WRITTEN REQUEST
Print all of the data exactly.

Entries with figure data
[start]
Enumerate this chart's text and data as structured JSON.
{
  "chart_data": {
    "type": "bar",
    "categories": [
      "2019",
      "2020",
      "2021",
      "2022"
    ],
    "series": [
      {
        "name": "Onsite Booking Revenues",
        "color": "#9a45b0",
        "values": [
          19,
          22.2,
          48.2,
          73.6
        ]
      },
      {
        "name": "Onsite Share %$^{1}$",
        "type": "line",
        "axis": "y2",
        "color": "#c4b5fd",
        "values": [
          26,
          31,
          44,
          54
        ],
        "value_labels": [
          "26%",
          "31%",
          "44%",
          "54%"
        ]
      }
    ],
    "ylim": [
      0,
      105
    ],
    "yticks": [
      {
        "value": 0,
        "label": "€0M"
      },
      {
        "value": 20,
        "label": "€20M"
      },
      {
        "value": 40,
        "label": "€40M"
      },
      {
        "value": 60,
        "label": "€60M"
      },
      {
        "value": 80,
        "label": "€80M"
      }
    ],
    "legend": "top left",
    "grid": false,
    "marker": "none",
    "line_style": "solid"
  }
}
[end]
FINAL RESULT
Enumerate this chart's text and data as structured JSON.
{
  "chart_data": {
    "type": "bar",
    "categories": [
      "2019",
      "2020",
      "2021",
      "2022"
    ],
    "series": [
      {
        "name": "Onsite Booking Revenues",
        "color": "#9a45b0",
        "values": [
          19,
          22.2,
          48.2,
          73.6
        ]
      },
      {
        "name": "Onsite Share %$^{1}$",
        "type": "line",
        "axis": "y2",
        "color": "#c4b5fd",
        "values": [
          26,
          31,
          44,
          54
        ],
        "value_labels": [
          "26%",
          "31%",
          "44%",
          "54%"
        ]
      }
    ],
    "ylim": [
      0,
      105
    ],
    "yticks": [
      {
        "value": 0,
        "label": "€0M"
      },
      {
        "value": 20,
        "label": "€20M"
      },
      {
        "value": 40,
        "label": "€40M"
      },
      {
        "value": 60,
        "label": "€60M"
      },
      {
        "value": 80,
        "label": "€80M"
      }
    ],
    "legend": "top left",
    "grid": false,
    "marker": "none",
    "line_style": "solid"
  }
}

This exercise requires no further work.